→ **STATED EXERCISE 1**
From the top-ten TV list, write out the passage starting at "Reality shows rarely" and ending at "at its finest!".
→ **STATED EXERCISE 2**
Condense the paragraph of the top-ten TV list that begins "Succession is not the show I thought it would be" into a shorter version that keeps its main facts.
→ **STATED EXERCISE 3**
According to the top-ten TV list, why does Love Island make the list even though reality shows rarely do? Answer in one to three sentences.

BEGIN EXCERPTED TEXT

Top Ten Television Shows of 2018


10. Escape at Dannemora (Showtime)

I wasn't planning on watching Escape at Dannemora, but I'm glad I did. We already knew that Ben Stiller was talented at directing more than just comedy (yes, I'm standing up for The Secret Life of Walter Mitty) and he certainly delivers with this 7+ hour miniseries about a 2015 prison break. The pace is deliberate, slow, and it's exactly what this kind of material needs. It features great performances by Benicio del Toro and Paul Dano as the inmates who escape and an unrecognizable Patricia Arquette as the woman who helps them. 

9. Love Island (ITV2 in the UK, Hulu in the US)

Reality shows rarely make my top ten list, but when one becomes as much of an international sensation as Love Island, my interest is piqued. The fourth series of the British dating competition show managed to do just that by being an utterly insane exaggeration of every dating trope there is. Trash TV at its finest!

8. The Kids Are Alright (ABC)

There are a lot of period sitcoms about families on TV right now. In fact, ABC airs three of them. But The Kids Are Alright has managed to distinguish itself in its early episodes by with its charming energy and surprising thoughtfulness. The cast is great and is anchored by the wonderful Mary McCormack. 

7. Élite (Netflix)

Every teen soap cliché you can think is on display in Netflix's Élite, which is produced in Spain. But all of the cliches have been remixed and refreshed in a way that feels very 2018. It deals has the typical relationships plotlines of most teen dramas, but it also addresses class issues and prejudice, and there's also Big Little Lies-style flashforwards involving a murder investigation. It's a lot of fun! I recommend you check it out if you're into teen dramas and don't mind subtitles. 

6. Rise (NBC)

Oh, how saddened I was when NBC canceled Rise back in May! Despite only lasting ten episodes, it remains one of my favorite shows of the year. While it got off to a rocky start, the show found its groove a couple of episodes and it would have benefitted from additional seasons to explore these characters. There were some really nice performances and where else on television can you see show tunes sung by sullen teenagers?!? It was nice while it lasted.


5. Succession (HBO)

Succession is not the show I thought it would be. I thought it would take the basic premise of a Dynasty and treat it with the seriousness of an HBO prestige drama. But it's not that. It's something of a black comedy about the lives of the incredibly wealthy. By the end of the first season, it's still not entirely clear where the creators are going with this, but it's been thrilling to watch. 


4. Homecoming (Amazon Prime)

END EXCERPTED TEXT
BEGIN EXTRACTED INFORMATION

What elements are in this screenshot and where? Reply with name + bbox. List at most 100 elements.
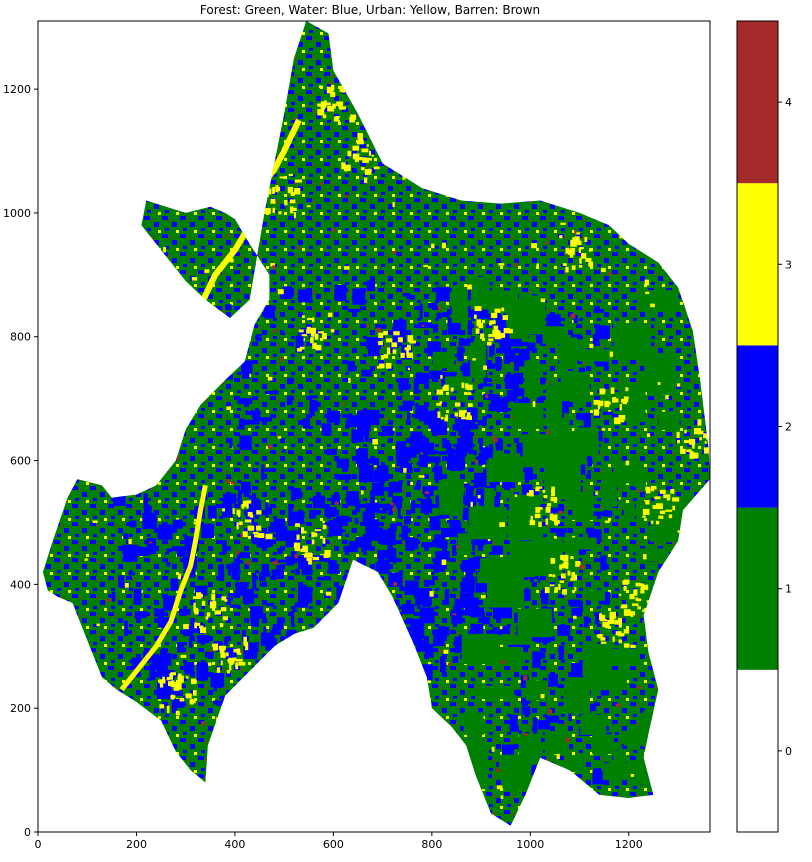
water-patch xyxy=(241,366,250,379)
urban-patch xyxy=(361,148,369,153)
urban-patch xyxy=(650,485,657,490)
water-patch xyxy=(131,657,143,670)
water-patch xyxy=(432,325,439,333)
urban-patch xyxy=(236,522,239,530)
urban-patch xyxy=(389,66,395,73)
urban-patch xyxy=(322,537,326,544)
urban-patch xyxy=(489,320,496,325)
water-patch xyxy=(370,490,375,504)
water-patch xyxy=(339,655,351,664)
water-patch xyxy=(328,616,337,620)
urban-patch xyxy=(540,694,545,699)
urban-patch xyxy=(246,317,252,323)
water-patch xyxy=(557,624,571,636)
barren-patch xyxy=(279,357,283,362)
urban-patch xyxy=(212,643,219,651)
water-patch xyxy=(381,529,396,546)
urban-patch xyxy=(358,649,364,652)
barren-patch xyxy=(236,550,240,555)
urban-patch xyxy=(543,495,548,499)
urban-patch xyxy=(442,242,446,249)
urban-patch xyxy=(175,710,180,716)
water-patch xyxy=(235,575,239,581)
urban-patch xyxy=(173,685,180,691)
water-patch xyxy=(590,511,604,516)
water-patch xyxy=(438,422,448,434)
water-patch xyxy=(288,507,293,523)
urban-patch xyxy=(659,510,666,515)
urban-patch xyxy=(239,521,243,526)
forest-patch xyxy=(609,648,640,665)
water-patch xyxy=(229,438,233,449)
urban-patch xyxy=(219,647,225,653)
water-patch xyxy=(334,630,339,639)
urban-patch xyxy=(588,248,593,252)
water-patch xyxy=(413,538,419,550)
urban-patch xyxy=(539,507,543,510)
water-patch xyxy=(344,573,348,580)
water-patch xyxy=(415,402,419,419)
water-patch xyxy=(494,397,509,405)
urban-patch xyxy=(236,648,241,654)
urban-patch xyxy=(320,104,325,110)
water-patch xyxy=(425,499,430,512)
barren-patch xyxy=(246,560,251,565)
water-patch xyxy=(376,510,388,514)
urban-patch xyxy=(88,56,94,63)
water-patch xyxy=(511,389,517,398)
urban-patch xyxy=(397,337,403,343)
urban-patch xyxy=(360,661,366,668)
water-patch xyxy=(489,344,495,356)
urban-patch xyxy=(252,531,259,535)
urban-patch xyxy=(600,619,608,622)
urban-patch xyxy=(273,663,278,668)
urban-patch xyxy=(578,248,581,253)
urban-patch xyxy=(560,573,566,579)
water-patch xyxy=(450,523,462,538)
urban-patch xyxy=(278,211,282,215)
urban-patch xyxy=(170,672,177,676)
urban-patch xyxy=(317,109,325,116)
barren-patch xyxy=(298,649,301,653)
water-patch xyxy=(478,453,491,465)
water-patch xyxy=(475,534,486,546)
water-patch xyxy=(225,304,232,311)
water-patch xyxy=(467,320,472,335)
water-patch xyxy=(134,547,148,556)
water-patch xyxy=(423,442,435,455)
water-patch xyxy=(328,519,334,537)
urban-patch xyxy=(585,257,592,263)
water-patch xyxy=(440,656,446,673)
water-patch xyxy=(592,770,605,785)
urban-patch xyxy=(554,520,559,526)
water-patch xyxy=(171,698,185,708)
barren-patch xyxy=(209,648,212,652)
urban-patch xyxy=(578,264,583,268)
water-patch xyxy=(518,348,530,360)
water-patch xyxy=(600,689,609,696)
urban-patch xyxy=(247,511,253,517)
urban-patch xyxy=(498,332,506,338)
urban-patch xyxy=(637,583,644,587)
water-patch xyxy=(259,582,266,587)
urban-patch xyxy=(646,600,652,604)
urban-patch xyxy=(558,583,561,590)
urban-patch xyxy=(599,400,604,407)
urban-patch xyxy=(346,655,351,659)
water-patch xyxy=(260,417,273,422)
urban-patch xyxy=(245,643,249,651)
water-patch xyxy=(160,704,165,714)
water-patch xyxy=(481,447,494,459)
urban-patch xyxy=(466,415,473,420)
water-patch xyxy=(163,653,172,666)
water-patch xyxy=(374,502,380,513)
water-patch xyxy=(176,690,183,697)
water-patch xyxy=(492,603,500,620)
forest-patch xyxy=(545,384,563,422)
water-patch xyxy=(419,664,433,681)
urban-patch xyxy=(601,428,606,431)
water-patch xyxy=(579,600,583,613)
water-patch xyxy=(558,645,564,660)
urban-patch xyxy=(373,658,379,665)
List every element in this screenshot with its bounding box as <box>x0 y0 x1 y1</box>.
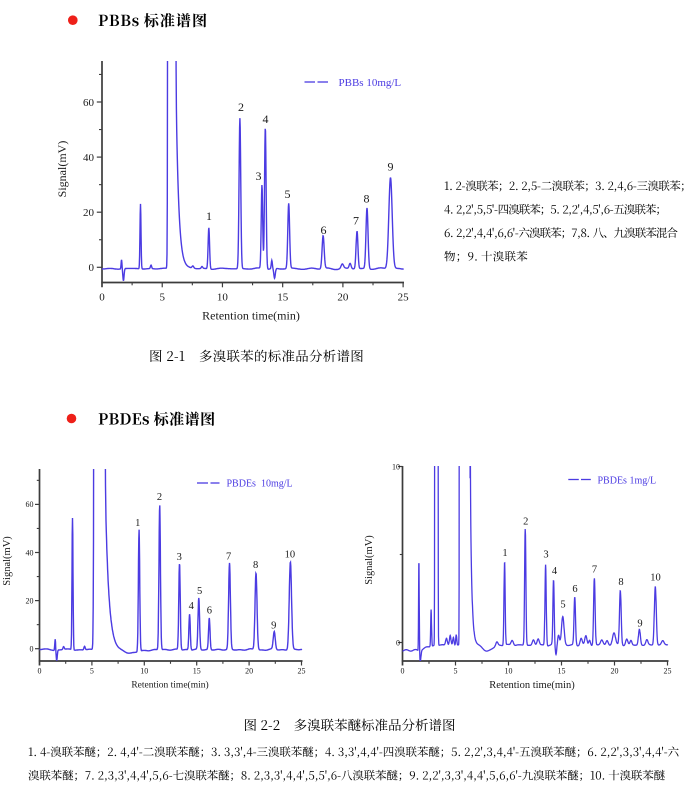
svg-text:5: 5 <box>560 600 565 611</box>
svg-text:PBDEs 1mg/L: PBDEs 1mg/L <box>598 476 657 487</box>
svg-text:3: 3 <box>256 169 262 183</box>
svg-text:0: 0 <box>396 638 400 647</box>
svg-text:5: 5 <box>285 187 291 201</box>
svg-text:Retention time(min): Retention time(min) <box>131 680 208 691</box>
svg-text:9: 9 <box>388 160 394 174</box>
svg-text:PBDEs 10mg/L: PBDEs 10mg/L <box>227 479 293 490</box>
svg-text:2: 2 <box>238 100 244 114</box>
svg-text:6: 6 <box>207 606 212 617</box>
svg-text:1: 1 <box>206 209 212 223</box>
svg-text:9: 9 <box>637 619 642 630</box>
svg-text:Retention time(min): Retention time(min) <box>202 309 300 323</box>
svg-text:PBBs 10mg/L: PBBs 10mg/L <box>339 77 402 89</box>
svg-text:15: 15 <box>558 667 566 676</box>
svg-text:20: 20 <box>245 667 253 676</box>
svg-text:2: 2 <box>523 517 528 528</box>
svg-text:15: 15 <box>193 667 201 676</box>
svg-text:1: 1 <box>502 548 507 559</box>
svg-text:0: 0 <box>38 667 42 676</box>
svg-text:8: 8 <box>253 560 258 571</box>
svg-text:6: 6 <box>572 584 577 595</box>
svg-text:Signal(mV): Signal(mV) <box>364 535 375 585</box>
svg-text:25: 25 <box>664 667 672 676</box>
svg-text:5: 5 <box>454 667 458 676</box>
svg-text:Retention time(min): Retention time(min) <box>489 680 575 691</box>
svg-text:2: 2 <box>157 492 162 503</box>
svg-text:0: 0 <box>89 262 95 274</box>
svg-text:7: 7 <box>226 552 231 563</box>
svg-text:9: 9 <box>271 621 276 632</box>
svg-text:0: 0 <box>30 645 34 654</box>
svg-text:6: 6 <box>321 223 327 237</box>
svg-text:60: 60 <box>26 500 34 509</box>
svg-text:20: 20 <box>337 292 349 304</box>
svg-text:25: 25 <box>398 292 410 304</box>
svg-text:8: 8 <box>364 192 370 206</box>
svg-text:Signal(mV): Signal(mV) <box>55 141 69 198</box>
svg-text:20: 20 <box>83 207 95 219</box>
svg-text:10: 10 <box>650 573 661 584</box>
svg-text:3: 3 <box>177 552 182 563</box>
svg-text:5: 5 <box>197 586 202 597</box>
svg-text:0: 0 <box>99 292 105 304</box>
svg-text:40: 40 <box>26 548 34 557</box>
svg-text:0: 0 <box>401 667 405 676</box>
svg-text:5: 5 <box>159 292 165 304</box>
svg-text:7: 7 <box>353 213 359 227</box>
svg-text:25: 25 <box>298 667 306 676</box>
svg-text:60: 60 <box>83 97 95 109</box>
svg-text:20: 20 <box>611 667 619 676</box>
svg-text:15: 15 <box>277 292 289 304</box>
svg-text:10: 10 <box>505 667 513 676</box>
svg-text:40: 40 <box>83 152 95 164</box>
svg-text:7: 7 <box>592 565 597 576</box>
svg-text:10: 10 <box>285 550 296 561</box>
svg-text:8: 8 <box>618 577 623 588</box>
svg-text:5: 5 <box>90 667 94 676</box>
svg-text:10: 10 <box>140 667 148 676</box>
svg-text:Signal(mV): Signal(mV) <box>2 536 13 586</box>
svg-text:10: 10 <box>392 462 400 471</box>
svg-text:1: 1 <box>135 518 140 529</box>
svg-text:10: 10 <box>217 292 229 304</box>
svg-text:3: 3 <box>543 550 548 561</box>
svg-text:4: 4 <box>189 601 195 612</box>
svg-text:20: 20 <box>26 596 34 605</box>
svg-text:4: 4 <box>263 112 269 126</box>
svg-text:4: 4 <box>552 566 558 577</box>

END EXTRACTED INFORMATION

→ **FULL ANSWER 1**
Reality shows rarely make my top ten list, but when one becomes as much of an international sensation as Love Island, my interest is piqued. The fourth series of the British dating competition show managed to do just that by being an utterly insane exaggeration of every dating trope there is. Trash TV at its finest!

→ **FULL ANSWER 2**
Succession turned out differently than expected. Rather than a Dynasty-style premise handled as a serious HBO prestige drama, it is a black comedy about the lives of the extremely wealthy. Its direction is still unclear after the first season, but it has been thrilling to watch.

→ **FULL ANSWER 3**
Love Island became such an international sensation that it piqued interest, and its fourth series held up by being an utterly insane exaggeration of every dating trope. The list calls it "Trash TV at its finest!"